• [What is required] In the passage below on treating advanced renal cell carcinoma, the approval of which combination began the revolution in first-line treatment?

Patients with advanced renal cell carcinoma (RCC) have more treatment options now than ever before — and they lie mainly within combination therapies, according to Dr. Bradley McGregor.

“The field of RCC is changing at a rapid rate and there are lots of options for our patients,” McGregor, clinical director of the Lank Center for Genitourinary Oncology at Dana-Farber Cancer Institute, said in an interview with OncLive, CURE’s sister publication. “Determining which option for which patients is going to involve a balanced discussion with the patient about side effects, convenience, (oral) versus intravenous, and how they want to manage their care going forward.”

The revolution in the first-line treatment setting began with the approval of Opdivo (nivolumab) combined with Yervoy (ipilimumab) — both types of immunotherapies — for patients with intermediate- and poor-risk advanced RCC, explained McGregor, who is also a senior physician and instructor in medicine at Harvard Medical School. Since then, health care teams have examined other types of immunotherapy, such as Tecentriq (atezolizumab) in combination with the targeted drug Avastin (bevacizumab), which showed improved progression-free survival (the time from treatment to disease worsening).

Opdivo and Cabometyx (cabozantinib) have been used in combination with tyrosine kinase inhibitors (TKIs) including Sutent (sunitinib), Nexavar (sorafenib), Inlyta (axitinib) and Votrient (pazopanib).

“We had two combinations that we have seen data for: axitinib/avelumab (Bavencio) and axitinib/pembrolizumab (Keytruda). Both have impressive response rates of 50% with avelumab/axitinib and, for pembrolizumab/axitinib, it is close to 60%,” said McGregor. “The data obviously are still pretty early for both of these trials.”

• [Input data]
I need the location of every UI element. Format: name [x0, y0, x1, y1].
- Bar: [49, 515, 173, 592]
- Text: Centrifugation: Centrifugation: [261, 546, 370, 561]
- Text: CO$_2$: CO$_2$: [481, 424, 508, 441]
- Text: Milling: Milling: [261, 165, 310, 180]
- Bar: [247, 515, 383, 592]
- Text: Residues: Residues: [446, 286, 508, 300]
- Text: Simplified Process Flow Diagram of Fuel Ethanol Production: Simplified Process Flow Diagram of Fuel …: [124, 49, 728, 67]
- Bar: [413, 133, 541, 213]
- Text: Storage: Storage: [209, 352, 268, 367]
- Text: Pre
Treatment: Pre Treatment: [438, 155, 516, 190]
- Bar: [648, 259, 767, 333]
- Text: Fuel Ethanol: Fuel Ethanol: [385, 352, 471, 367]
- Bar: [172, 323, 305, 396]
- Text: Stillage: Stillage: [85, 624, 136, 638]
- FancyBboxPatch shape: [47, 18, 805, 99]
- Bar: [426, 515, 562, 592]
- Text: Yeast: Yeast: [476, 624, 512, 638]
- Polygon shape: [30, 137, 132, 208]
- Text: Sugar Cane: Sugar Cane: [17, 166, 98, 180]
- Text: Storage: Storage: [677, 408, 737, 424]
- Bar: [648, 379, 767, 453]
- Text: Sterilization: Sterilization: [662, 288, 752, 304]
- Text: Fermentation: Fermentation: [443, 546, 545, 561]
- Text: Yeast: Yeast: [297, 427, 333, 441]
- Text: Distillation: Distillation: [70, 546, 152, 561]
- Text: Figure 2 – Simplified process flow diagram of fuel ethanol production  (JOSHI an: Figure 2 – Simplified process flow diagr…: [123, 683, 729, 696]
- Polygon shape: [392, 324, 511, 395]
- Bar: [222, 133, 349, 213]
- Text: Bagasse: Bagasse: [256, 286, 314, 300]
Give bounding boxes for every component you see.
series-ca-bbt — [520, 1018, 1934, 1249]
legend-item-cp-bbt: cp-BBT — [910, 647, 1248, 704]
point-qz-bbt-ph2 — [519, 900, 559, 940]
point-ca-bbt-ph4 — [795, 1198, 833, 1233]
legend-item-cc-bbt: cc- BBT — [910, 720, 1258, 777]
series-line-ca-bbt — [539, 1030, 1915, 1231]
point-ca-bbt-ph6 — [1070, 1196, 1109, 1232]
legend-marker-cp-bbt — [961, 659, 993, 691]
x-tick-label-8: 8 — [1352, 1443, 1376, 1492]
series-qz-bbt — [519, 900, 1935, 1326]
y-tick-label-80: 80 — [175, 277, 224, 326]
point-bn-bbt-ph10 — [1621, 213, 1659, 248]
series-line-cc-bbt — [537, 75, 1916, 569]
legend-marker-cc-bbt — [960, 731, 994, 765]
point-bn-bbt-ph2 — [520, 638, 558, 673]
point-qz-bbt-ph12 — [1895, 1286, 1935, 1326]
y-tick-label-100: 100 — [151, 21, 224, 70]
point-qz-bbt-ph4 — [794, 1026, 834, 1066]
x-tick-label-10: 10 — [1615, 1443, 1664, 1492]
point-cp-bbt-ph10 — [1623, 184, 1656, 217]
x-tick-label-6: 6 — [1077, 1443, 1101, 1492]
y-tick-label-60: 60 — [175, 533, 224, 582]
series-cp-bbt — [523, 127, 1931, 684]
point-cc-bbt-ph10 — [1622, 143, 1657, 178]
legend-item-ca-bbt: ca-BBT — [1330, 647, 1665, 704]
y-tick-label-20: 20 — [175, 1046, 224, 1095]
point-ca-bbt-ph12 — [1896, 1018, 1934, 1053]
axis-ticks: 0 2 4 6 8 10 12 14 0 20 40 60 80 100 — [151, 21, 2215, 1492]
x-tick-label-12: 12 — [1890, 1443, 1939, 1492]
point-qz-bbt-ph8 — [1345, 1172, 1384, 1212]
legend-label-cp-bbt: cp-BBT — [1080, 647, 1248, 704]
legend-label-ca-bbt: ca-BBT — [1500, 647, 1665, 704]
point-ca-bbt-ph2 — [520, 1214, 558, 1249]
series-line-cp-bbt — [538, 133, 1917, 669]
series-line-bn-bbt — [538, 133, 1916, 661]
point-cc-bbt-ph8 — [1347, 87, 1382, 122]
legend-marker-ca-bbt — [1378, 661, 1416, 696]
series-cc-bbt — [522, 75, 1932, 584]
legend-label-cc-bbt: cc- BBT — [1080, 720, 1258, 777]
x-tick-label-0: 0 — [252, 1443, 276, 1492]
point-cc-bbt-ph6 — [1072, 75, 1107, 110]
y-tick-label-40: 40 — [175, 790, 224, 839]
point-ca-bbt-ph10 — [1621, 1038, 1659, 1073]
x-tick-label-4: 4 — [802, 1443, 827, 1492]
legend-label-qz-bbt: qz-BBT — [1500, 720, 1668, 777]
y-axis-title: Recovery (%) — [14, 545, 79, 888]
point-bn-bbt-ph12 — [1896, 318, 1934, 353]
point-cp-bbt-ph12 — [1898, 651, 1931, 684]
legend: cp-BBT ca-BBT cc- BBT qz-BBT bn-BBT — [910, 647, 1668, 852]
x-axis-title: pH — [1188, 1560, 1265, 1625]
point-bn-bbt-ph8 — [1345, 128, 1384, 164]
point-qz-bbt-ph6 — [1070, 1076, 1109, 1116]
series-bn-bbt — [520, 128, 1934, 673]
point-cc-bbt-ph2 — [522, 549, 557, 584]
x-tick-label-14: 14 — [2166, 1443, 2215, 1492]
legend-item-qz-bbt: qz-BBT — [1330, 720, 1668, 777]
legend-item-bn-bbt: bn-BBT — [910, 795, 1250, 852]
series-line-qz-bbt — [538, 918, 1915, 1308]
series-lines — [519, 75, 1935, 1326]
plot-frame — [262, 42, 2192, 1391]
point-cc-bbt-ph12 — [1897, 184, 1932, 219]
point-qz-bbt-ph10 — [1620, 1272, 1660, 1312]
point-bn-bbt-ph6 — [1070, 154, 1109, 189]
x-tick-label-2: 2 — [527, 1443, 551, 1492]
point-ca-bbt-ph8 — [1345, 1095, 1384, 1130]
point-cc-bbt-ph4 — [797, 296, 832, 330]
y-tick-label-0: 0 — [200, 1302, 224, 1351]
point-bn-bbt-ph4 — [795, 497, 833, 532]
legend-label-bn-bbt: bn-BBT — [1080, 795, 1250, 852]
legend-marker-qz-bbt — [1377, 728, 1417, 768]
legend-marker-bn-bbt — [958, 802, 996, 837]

• [Exercise answer] Opdivo (nivolumab) combined with Yervoy (ipilimumab)